===== Provided records

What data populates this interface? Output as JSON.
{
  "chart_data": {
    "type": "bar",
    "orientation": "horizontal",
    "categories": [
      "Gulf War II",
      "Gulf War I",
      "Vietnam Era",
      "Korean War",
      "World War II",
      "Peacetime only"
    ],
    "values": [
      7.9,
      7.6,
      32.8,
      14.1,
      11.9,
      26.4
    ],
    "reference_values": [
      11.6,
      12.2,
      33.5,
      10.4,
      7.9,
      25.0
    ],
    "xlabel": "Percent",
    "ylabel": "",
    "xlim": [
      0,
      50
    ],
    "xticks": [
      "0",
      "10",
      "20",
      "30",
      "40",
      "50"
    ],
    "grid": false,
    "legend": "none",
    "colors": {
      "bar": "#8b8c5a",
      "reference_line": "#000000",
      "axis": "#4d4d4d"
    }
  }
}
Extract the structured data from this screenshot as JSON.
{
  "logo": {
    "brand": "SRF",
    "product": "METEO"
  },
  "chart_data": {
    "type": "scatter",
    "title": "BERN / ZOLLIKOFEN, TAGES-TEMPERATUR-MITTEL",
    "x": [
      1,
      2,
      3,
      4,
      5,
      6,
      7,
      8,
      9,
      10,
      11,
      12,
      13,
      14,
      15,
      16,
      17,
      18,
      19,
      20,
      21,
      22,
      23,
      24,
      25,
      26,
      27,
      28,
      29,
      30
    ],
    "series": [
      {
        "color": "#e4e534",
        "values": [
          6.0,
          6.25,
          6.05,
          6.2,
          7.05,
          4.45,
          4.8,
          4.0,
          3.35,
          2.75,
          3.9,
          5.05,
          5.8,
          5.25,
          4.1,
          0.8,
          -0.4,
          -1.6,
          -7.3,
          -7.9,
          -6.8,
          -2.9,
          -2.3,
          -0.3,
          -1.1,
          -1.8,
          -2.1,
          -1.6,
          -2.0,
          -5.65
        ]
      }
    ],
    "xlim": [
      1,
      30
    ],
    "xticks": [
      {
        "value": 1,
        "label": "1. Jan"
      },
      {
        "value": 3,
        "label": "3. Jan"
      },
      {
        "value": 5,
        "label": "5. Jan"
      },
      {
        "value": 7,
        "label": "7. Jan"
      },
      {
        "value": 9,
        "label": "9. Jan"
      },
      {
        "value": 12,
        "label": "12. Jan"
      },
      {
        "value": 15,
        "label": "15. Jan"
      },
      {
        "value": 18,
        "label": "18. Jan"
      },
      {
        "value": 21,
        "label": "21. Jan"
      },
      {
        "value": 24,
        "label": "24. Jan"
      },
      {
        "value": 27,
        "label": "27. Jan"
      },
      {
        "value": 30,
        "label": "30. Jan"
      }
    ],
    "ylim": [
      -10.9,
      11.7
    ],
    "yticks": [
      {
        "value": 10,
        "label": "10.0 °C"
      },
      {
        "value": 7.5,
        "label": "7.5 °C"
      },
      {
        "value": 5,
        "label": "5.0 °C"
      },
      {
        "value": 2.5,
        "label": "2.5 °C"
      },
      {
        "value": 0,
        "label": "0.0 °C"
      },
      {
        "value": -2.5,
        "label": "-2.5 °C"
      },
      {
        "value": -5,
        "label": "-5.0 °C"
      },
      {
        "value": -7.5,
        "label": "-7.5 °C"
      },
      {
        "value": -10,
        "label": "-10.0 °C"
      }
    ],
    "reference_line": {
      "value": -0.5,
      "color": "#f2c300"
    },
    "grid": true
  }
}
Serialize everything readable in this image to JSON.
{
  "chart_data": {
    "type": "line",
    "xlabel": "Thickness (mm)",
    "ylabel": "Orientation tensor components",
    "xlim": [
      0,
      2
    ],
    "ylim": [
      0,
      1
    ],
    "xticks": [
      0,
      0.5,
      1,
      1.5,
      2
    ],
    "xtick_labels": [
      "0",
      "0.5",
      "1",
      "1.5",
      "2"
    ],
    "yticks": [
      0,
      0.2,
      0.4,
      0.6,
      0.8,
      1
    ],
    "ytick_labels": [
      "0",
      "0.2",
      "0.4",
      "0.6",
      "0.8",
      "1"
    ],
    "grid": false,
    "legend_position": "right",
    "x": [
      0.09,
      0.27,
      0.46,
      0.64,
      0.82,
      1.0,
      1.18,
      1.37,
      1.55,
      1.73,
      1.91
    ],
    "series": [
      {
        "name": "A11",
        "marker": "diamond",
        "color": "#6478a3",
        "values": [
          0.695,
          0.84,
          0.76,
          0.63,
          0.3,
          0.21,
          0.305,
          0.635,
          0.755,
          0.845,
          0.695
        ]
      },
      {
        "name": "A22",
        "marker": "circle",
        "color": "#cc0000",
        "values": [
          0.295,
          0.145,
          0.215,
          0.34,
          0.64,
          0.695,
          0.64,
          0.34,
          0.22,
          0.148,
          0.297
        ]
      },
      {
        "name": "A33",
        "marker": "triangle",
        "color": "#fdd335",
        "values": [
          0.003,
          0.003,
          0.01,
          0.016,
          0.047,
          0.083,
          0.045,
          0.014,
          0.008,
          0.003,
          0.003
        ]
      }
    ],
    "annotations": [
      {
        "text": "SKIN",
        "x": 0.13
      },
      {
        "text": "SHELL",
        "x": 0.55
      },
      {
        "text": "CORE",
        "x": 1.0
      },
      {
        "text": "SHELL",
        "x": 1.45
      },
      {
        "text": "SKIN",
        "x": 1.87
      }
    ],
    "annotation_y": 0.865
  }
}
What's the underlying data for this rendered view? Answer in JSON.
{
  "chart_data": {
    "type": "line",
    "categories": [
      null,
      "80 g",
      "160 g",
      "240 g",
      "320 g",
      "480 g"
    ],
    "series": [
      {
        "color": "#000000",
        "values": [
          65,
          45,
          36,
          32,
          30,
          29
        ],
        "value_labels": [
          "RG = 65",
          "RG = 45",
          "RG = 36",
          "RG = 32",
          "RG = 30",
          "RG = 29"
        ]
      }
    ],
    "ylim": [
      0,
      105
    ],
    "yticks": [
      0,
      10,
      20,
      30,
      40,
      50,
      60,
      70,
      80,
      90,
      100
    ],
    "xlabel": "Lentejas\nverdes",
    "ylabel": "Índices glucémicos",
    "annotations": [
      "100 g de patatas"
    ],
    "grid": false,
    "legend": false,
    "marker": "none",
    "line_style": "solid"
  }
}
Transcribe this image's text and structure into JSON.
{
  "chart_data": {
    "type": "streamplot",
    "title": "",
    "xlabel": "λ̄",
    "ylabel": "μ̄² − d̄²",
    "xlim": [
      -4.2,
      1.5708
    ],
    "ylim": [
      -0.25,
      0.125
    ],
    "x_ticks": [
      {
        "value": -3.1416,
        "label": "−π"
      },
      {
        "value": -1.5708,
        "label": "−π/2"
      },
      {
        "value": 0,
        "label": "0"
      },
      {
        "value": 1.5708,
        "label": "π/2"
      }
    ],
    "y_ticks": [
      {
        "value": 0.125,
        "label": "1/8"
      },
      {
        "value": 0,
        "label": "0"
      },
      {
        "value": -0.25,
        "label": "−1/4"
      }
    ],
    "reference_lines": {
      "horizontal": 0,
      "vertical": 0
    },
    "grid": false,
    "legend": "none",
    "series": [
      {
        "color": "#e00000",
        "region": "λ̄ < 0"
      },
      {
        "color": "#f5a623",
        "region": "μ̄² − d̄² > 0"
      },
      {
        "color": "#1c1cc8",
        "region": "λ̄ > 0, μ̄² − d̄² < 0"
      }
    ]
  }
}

==========

Copy out every line of the data that includes the word "type".

■ **Task result**
    "type": "bar",
    "type": "scatter",
    "type": "line",
    "type": "line",
    "type": "streamplot",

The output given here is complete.